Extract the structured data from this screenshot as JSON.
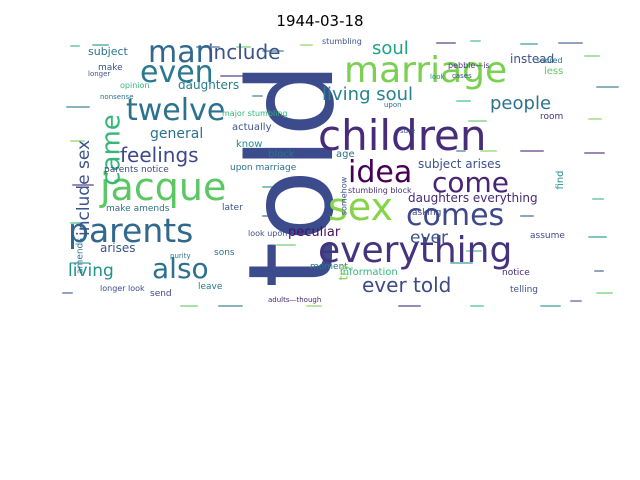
{
  "chart_data": {
    "type": "wordcloud",
    "title": "1944-03-18",
    "colormap": "viridis",
    "background": "#ffffff",
    "words": [
      {
        "text": "told",
        "weight": 100,
        "color": "#3b4b8c",
        "rotate": true
      },
      {
        "text": "children",
        "weight": 64,
        "color": "#472c7a"
      },
      {
        "text": "jacque",
        "weight": 54,
        "color": "#5cc863"
      },
      {
        "text": "everything",
        "weight": 52,
        "color": "#46337e"
      },
      {
        "text": "marriage",
        "weight": 50,
        "color": "#7ad151"
      },
      {
        "text": "sex",
        "weight": 48,
        "color": "#86d549"
      },
      {
        "text": "parents",
        "weight": 46,
        "color": "#31688e"
      },
      {
        "text": "comes",
        "weight": 42,
        "color": "#3e4989"
      },
      {
        "text": "man",
        "weight": 40,
        "color": "#31688e"
      },
      {
        "text": "even",
        "weight": 40,
        "color": "#2a788e"
      },
      {
        "text": "twelve",
        "weight": 38,
        "color": "#2c728e"
      },
      {
        "text": "idea",
        "weight": 36,
        "color": "#440154"
      },
      {
        "text": "come",
        "weight": 36,
        "color": "#482475"
      },
      {
        "text": "also",
        "weight": 34,
        "color": "#2c728e"
      },
      {
        "text": "came",
        "weight": 34,
        "color": "#35b779",
        "rotate": true
      },
      {
        "text": "feelings",
        "weight": 26,
        "color": "#3e4989"
      },
      {
        "text": "include",
        "weight": 26,
        "color": "#3b528b"
      },
      {
        "text": "ever told",
        "weight": 26,
        "color": "#3e4989"
      },
      {
        "text": "living soul",
        "weight": 24,
        "color": "#26828e"
      },
      {
        "text": "include sex",
        "weight": 24,
        "color": "#3b528b",
        "rotate": true
      },
      {
        "text": "soul",
        "weight": 22,
        "color": "#1fa088"
      },
      {
        "text": "people",
        "weight": 22,
        "color": "#2c728e"
      },
      {
        "text": "living",
        "weight": 20,
        "color": "#21918c"
      },
      {
        "text": "ever",
        "weight": 20,
        "color": "#3b528b"
      },
      {
        "text": "general",
        "weight": 18,
        "color": "#2c728e"
      },
      {
        "text": "peculiar",
        "weight": 16,
        "color": "#471063"
      },
      {
        "text": "daughters everything",
        "weight": 12,
        "color": "#482878"
      },
      {
        "text": "subject arises",
        "weight": 12,
        "color": "#3b528b"
      },
      {
        "text": "stumbling block",
        "weight": 10,
        "color": "#46337e"
      },
      {
        "text": "instead",
        "weight": 12,
        "color": "#3b528b"
      },
      {
        "text": "subject",
        "weight": 12,
        "color": "#2c728e"
      },
      {
        "text": "daughters",
        "weight": 12,
        "color": "#287c8e"
      },
      {
        "text": "make amends",
        "weight": 10,
        "color": "#2c728e"
      },
      {
        "text": "arises",
        "weight": 12,
        "color": "#3b528b"
      },
      {
        "text": "actually",
        "weight": 10,
        "color": "#3b528b"
      },
      {
        "text": "major stumbling",
        "weight": 10,
        "color": "#35b779"
      },
      {
        "text": "information",
        "weight": 10,
        "color": "#35b779"
      },
      {
        "text": "moment",
        "weight": 10,
        "color": "#2a788e"
      },
      {
        "text": "telling",
        "weight": 10,
        "color": "#3b528b"
      },
      {
        "text": "notice",
        "weight": 10,
        "color": "#472d7b"
      },
      {
        "text": "assume",
        "weight": 10,
        "color": "#3e4989"
      },
      {
        "text": "asking",
        "weight": 10,
        "color": "#3e4989"
      },
      {
        "text": "room",
        "weight": 10,
        "color": "#46337e"
      },
      {
        "text": "less",
        "weight": 10,
        "color": "#5cc863"
      },
      {
        "text": "sacred",
        "weight": 8,
        "color": "#2c728e"
      },
      {
        "text": "know",
        "weight": 10,
        "color": "#21918c"
      },
      {
        "text": "try",
        "weight": 12,
        "color": "#7ad151",
        "rotate": true
      },
      {
        "text": "age",
        "weight": 10,
        "color": "#2c728e"
      },
      {
        "text": "sure",
        "weight": 8,
        "color": "#3b528b"
      },
      {
        "text": "find",
        "weight": 10,
        "color": "#21918c",
        "rotate": true
      },
      {
        "text": "amends",
        "weight": 10,
        "color": "#2c728e",
        "rotate": true
      },
      {
        "text": "block",
        "weight": 10,
        "color": "#2c728e"
      },
      {
        "text": "make",
        "weight": 10,
        "color": "#3b528b"
      },
      {
        "text": "upon marriage",
        "weight": 10,
        "color": "#2c728e"
      },
      {
        "text": "look upon",
        "weight": 10,
        "color": "#3b528b"
      },
      {
        "text": "send",
        "weight": 10,
        "color": "#3e4989"
      },
      {
        "text": "leave",
        "weight": 10,
        "color": "#2a788e"
      },
      {
        "text": "sons",
        "weight": 10,
        "color": "#2c728e"
      },
      {
        "text": "later",
        "weight": 10,
        "color": "#3b528b"
      },
      {
        "text": "longer look",
        "weight": 8,
        "color": "#3e4989"
      },
      {
        "text": "purity",
        "weight": 8,
        "color": "#2a788e"
      },
      {
        "text": "parents notice",
        "weight": 8,
        "color": "#3e4989"
      },
      {
        "text": "opinion",
        "weight": 8,
        "color": "#35b779"
      },
      {
        "text": "nonsense",
        "weight": 8,
        "color": "#2c728e"
      },
      {
        "text": "longer",
        "weight": 8,
        "color": "#3b528b"
      },
      {
        "text": "adults—though",
        "weight": 8,
        "color": "#482878"
      },
      {
        "text": "somehow",
        "weight": 8,
        "color": "#3b528b",
        "rotate": true
      },
      {
        "text": "pebble—is",
        "weight": 8,
        "color": "#46337e"
      },
      {
        "text": "stumbling",
        "weight": 8,
        "color": "#3b528b"
      },
      {
        "text": "upon",
        "weight": 8,
        "color": "#2c728e"
      },
      {
        "text": "look",
        "weight": 8,
        "color": "#21918c"
      },
      {
        "text": "cases",
        "weight": 8,
        "color": "#3b528b"
      }
    ]
  }
}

##########

### YOUR GOAL
Which lines above contain "stumbling"? Show each of them.

### ANSWER TO THIS TASK
        "text": "stumbling block",
        "text": "major stumbling",
        "text": "stumbling",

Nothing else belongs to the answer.